■ What the task requires ■
Each line that includes "this" counts once; give the total and nothing besides.

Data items
-.-.-

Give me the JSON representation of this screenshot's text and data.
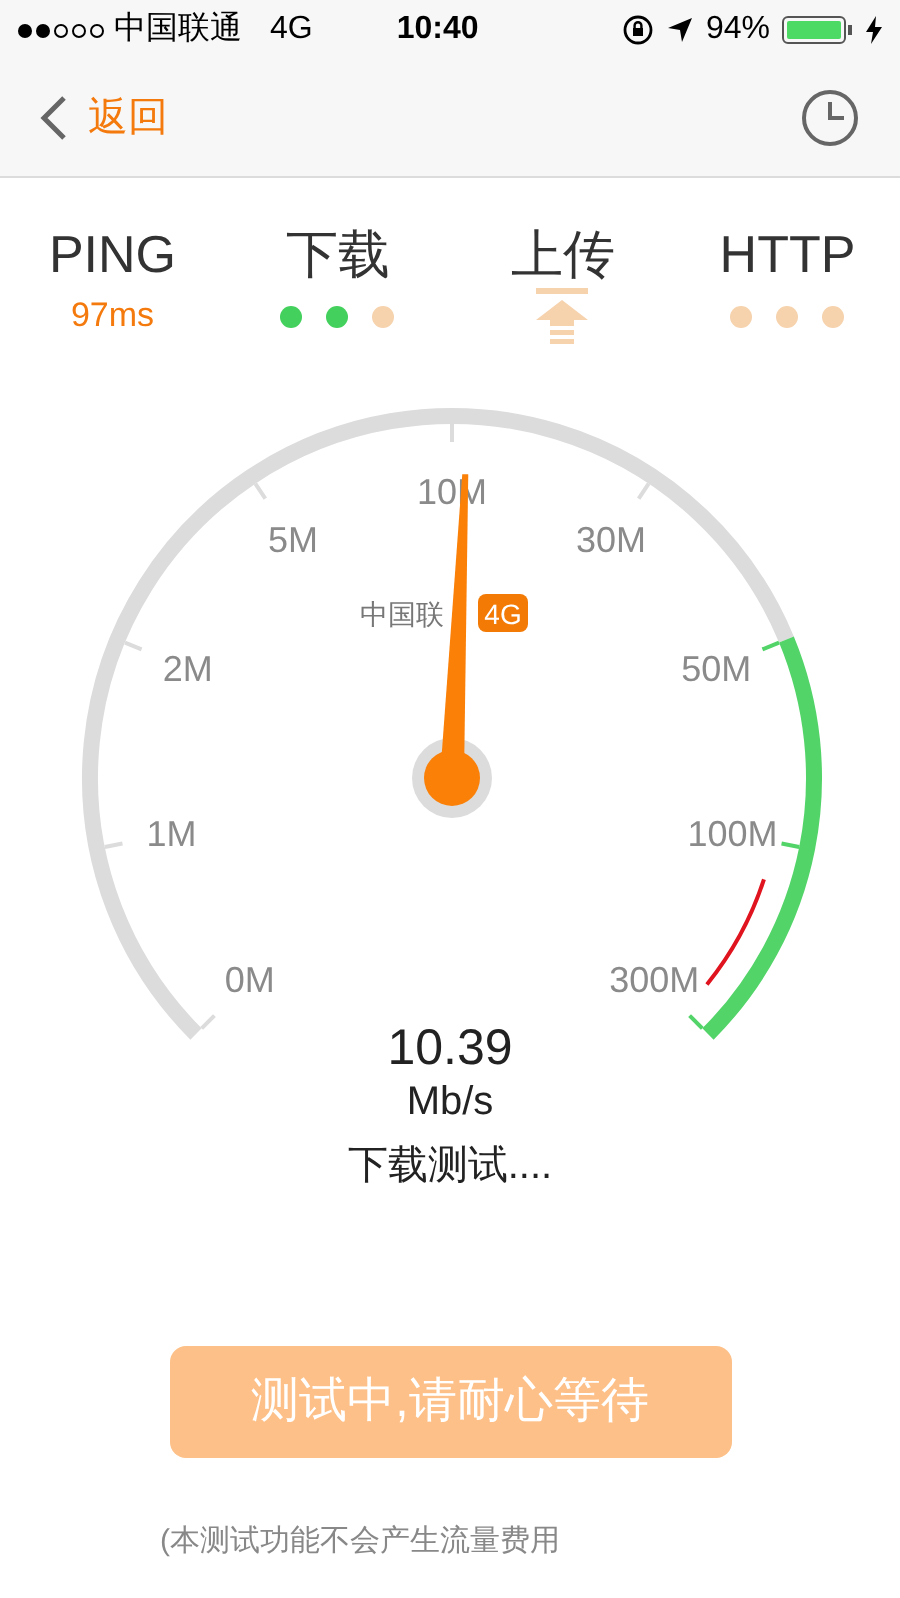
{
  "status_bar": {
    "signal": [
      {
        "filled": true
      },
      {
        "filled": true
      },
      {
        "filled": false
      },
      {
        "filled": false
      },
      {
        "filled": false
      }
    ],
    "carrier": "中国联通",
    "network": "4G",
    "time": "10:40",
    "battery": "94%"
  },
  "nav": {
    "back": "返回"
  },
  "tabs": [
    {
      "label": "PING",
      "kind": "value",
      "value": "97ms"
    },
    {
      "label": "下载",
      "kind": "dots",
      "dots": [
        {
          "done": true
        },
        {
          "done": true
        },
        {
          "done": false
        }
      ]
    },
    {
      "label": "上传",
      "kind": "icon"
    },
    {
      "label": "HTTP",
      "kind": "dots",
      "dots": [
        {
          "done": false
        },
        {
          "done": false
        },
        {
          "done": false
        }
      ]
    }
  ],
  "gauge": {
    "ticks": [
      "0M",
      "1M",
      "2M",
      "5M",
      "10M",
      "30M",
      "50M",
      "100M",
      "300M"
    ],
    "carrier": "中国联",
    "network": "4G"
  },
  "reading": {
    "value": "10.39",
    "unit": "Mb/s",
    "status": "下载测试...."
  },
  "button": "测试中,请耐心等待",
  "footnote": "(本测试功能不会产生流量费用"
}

-.-.-

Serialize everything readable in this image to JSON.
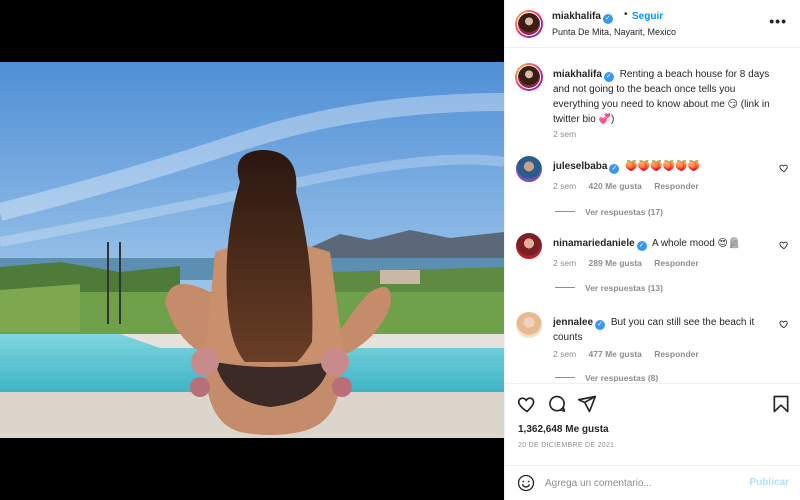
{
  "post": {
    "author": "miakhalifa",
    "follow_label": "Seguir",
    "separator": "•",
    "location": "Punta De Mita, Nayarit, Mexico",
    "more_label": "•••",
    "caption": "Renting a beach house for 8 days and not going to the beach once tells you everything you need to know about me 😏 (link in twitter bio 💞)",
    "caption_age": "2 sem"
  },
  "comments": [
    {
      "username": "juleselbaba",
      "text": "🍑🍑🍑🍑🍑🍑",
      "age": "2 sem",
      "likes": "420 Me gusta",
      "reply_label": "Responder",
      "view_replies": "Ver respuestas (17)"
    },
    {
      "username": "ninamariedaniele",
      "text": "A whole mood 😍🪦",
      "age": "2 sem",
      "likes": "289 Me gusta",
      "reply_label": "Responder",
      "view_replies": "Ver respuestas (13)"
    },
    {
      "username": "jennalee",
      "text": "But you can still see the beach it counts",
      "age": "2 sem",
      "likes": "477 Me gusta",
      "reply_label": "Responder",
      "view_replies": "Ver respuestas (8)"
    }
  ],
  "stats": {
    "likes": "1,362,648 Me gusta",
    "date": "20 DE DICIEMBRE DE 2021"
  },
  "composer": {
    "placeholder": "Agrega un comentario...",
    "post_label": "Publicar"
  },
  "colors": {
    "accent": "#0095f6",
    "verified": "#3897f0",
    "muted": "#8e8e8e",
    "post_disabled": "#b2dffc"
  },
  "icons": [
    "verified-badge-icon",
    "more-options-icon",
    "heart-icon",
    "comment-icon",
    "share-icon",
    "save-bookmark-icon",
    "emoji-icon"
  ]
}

-.-.-

■ Complete response ■
2